§ **Text passage**
The beneficial effects of the ketogenic diet on weight reduction and the exact role of the gut microbiota remains elusive. Long term (i.e., >2 years) as well as medium (i.e., > 6 months–2 years) and short term (i.e., <3 months) studies are studies are needed to investigate if the induced weight loss is sustainable, preferably by also including a wash-out period and cross-over design with a “normal” baseline diet. Furthermore, weight loss itself can alter the gut microbiota composition. This makes it difficult to disentangle a clear effect of a ketogenic diet versus weight loss itself on the gut microbiota composition and function.
4. The Gut Microbiota and Ketogenic Diet: Dyslipidaemia
Dyslipidaemia is characterized by lipid abnormalities, i.e., increased total cholesterol, low-density lipoprotein (LDL)-cholesterol, and triglyceride plasma levels or decreased high-density lipoprotein (HDL)-cholesterol and is a major risk factor for cardiovascular disease [61]. A large clinical study and a review show that (abdominal) obesity and diabetes are common risk factors for dyslipidaemia [62,63].
As described before, a ketogenic diet can lead to weight loss, which has a beneficial impact on blood lipid levels [46,47,64]. However, results about the effects of a ketogenic diet on blood lipid levels are conflicting. Currently, only a recent mouse study investigated the effects of two commonly used ketogenic diets, a ketogenic diet type 1 (KDR) and a ketogenic diet type 2 (KDH), on fat accumulation and gut microbial profile [65]. The authors found that the KDH (91.3% fat (derived from corn oil and hydrogenated vegetable shortening, low in trans-fatty acids), 1% carbohydrates, and 7.7% protein) but not the KDR diet (89.5% fat, derived from corn oil and Primex, high in trans-fatty acids), 0.1% carbohydrates, and 10.4% protein) increased excessive lipid accumulation in the liver with increased total cholesterol and triglyceride concentrations. Despite the increased richness and diversity in the KDH, the change in microbiota composition in both the ketogenic diets was associated with lipid accumulation, mostly in the KDH. The main difference between these diets were the fat sources, which should be taken into account when investigating the potential effects of a ketogenic diet. To date, however, no clinical studies investigated the effects of a ketogenic diet on both the blood lipid levels and gut microbiota.

§ **Recorded data**
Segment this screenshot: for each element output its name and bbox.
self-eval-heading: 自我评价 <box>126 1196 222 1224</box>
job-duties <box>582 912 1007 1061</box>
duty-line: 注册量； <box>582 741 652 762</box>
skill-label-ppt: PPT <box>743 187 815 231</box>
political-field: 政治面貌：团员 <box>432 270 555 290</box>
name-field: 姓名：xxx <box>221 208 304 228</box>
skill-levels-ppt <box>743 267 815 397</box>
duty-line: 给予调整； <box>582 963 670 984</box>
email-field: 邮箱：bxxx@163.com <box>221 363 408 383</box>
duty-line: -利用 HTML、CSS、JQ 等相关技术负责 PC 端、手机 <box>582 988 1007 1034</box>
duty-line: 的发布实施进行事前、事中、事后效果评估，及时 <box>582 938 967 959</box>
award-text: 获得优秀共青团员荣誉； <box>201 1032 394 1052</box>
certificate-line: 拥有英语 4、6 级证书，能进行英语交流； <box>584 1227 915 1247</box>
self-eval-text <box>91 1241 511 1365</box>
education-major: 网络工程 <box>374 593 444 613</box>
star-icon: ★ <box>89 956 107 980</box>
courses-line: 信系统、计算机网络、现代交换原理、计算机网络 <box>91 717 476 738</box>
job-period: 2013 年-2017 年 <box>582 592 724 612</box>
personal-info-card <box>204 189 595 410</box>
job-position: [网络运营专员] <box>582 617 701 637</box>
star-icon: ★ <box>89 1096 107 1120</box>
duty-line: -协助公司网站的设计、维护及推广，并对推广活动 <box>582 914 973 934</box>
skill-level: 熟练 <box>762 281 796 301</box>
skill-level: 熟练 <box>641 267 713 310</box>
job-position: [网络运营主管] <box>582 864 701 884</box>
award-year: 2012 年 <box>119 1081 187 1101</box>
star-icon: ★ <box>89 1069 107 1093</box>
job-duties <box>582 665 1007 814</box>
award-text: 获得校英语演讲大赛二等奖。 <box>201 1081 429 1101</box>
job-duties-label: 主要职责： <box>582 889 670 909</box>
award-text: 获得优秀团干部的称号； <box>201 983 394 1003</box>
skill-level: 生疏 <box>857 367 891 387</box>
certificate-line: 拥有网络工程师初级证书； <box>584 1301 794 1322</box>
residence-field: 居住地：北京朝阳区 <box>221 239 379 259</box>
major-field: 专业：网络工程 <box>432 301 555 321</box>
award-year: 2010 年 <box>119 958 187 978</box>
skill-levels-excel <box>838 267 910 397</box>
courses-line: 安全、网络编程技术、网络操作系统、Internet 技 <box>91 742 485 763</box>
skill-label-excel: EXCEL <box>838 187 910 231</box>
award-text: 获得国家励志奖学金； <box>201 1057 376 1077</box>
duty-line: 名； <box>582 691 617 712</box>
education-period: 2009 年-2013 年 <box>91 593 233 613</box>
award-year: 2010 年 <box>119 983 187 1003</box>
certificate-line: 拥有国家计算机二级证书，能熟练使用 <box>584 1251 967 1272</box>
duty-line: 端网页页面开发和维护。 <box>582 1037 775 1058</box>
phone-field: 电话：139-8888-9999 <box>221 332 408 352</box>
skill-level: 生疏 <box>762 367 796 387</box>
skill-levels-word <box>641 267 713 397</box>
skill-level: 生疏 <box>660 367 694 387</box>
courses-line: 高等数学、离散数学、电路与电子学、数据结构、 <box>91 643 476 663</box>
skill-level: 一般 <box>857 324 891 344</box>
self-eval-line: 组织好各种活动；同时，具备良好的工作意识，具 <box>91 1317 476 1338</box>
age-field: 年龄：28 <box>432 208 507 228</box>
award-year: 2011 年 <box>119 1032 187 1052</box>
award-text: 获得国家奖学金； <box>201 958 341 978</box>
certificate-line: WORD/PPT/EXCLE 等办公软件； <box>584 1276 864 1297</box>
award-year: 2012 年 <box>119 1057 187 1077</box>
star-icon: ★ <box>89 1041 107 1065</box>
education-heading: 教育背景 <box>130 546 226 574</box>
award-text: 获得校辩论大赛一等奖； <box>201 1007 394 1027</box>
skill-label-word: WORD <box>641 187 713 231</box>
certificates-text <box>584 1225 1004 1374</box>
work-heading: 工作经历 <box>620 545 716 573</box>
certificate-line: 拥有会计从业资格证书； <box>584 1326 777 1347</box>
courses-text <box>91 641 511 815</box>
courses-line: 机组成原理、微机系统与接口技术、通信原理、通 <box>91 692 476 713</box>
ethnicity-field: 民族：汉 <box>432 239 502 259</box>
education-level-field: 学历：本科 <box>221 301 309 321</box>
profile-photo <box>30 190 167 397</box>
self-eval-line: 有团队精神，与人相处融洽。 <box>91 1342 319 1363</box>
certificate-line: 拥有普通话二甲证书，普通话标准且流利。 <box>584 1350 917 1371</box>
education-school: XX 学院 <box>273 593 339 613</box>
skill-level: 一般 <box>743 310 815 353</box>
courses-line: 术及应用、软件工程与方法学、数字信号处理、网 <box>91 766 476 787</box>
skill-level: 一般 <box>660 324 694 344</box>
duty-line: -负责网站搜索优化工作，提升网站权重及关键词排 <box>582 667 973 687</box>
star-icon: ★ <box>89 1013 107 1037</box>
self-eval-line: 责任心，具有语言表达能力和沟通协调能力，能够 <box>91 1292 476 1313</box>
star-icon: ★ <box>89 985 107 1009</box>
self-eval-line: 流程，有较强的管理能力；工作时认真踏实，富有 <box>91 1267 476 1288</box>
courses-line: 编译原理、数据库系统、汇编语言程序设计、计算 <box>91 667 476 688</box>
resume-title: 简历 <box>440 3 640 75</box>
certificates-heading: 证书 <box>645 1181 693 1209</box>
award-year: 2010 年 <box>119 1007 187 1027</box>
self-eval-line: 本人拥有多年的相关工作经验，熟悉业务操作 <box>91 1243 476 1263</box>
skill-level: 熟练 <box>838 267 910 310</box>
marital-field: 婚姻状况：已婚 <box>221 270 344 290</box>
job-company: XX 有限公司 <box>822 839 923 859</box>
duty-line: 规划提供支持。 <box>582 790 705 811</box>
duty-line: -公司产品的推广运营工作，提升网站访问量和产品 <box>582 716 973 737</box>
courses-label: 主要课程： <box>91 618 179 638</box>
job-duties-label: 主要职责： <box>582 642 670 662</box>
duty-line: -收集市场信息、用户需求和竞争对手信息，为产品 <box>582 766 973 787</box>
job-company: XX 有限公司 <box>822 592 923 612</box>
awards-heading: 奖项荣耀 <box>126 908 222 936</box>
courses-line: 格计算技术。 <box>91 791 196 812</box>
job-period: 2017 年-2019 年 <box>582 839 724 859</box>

§ **Goal of the exercise**
Please continue the passage on the ketogenic diet and the gut microbiota, starting right after its final sentence.

§ **Answer for the task**
5. The Gut Microbiota and Ketogenic Diet: Insulin Resistance
Metabolic alterations and subsequent diseases caused by a Western lifestyle are commonly referred to as cardiometabolic diseases (CMD), ranging from metabolic syndrome, type 2 diabetes to cardiovascular diseases [66]. One of the key metabolic derangements in CMDs is insulin resistance as it plays a central role in obesity, metabolic syndrome, as well as type 2 diabetes [67]. Both dietary interventions, as well as gut microbiota composition and function have independently been associated with insulin resistance [68,69]. Of all macronutrients, increasing or decreasing carbohydrate intake has the strongest influence on insulin resistance and possibly the gut microbiota [33,70,71]. However, the safety and potential benefit of a ketogenic diet with regards to insulin resistance has been a point of discussion [5,45,65,72,73].
The study of Li et al. (2021) described in the section above shows how a ketogenic diet (KDR and KDH diets in this study) can exert a systemic metabolic change as it can not only affect host lipid levels, but also glucose homeostasis [65]. The authors showed that the KDR diet, but not the KDH diet increased fasting glucose levels and insulin resistance. This finding might be mediated by the increased levels of Bacteroidetes and an altered bile acid profile. Previous work supports this finding as transplantation of Bacteroidetes vulgatus to mice intestines led to increased insulin resistance [74]. Moreover, the gut microbiota alpha diversity was only increased in the KDH group, but not the KDR group, reflecting a more favourable gut microbiota composition. However, both diets differed in their fat source, which could have affected the outcome.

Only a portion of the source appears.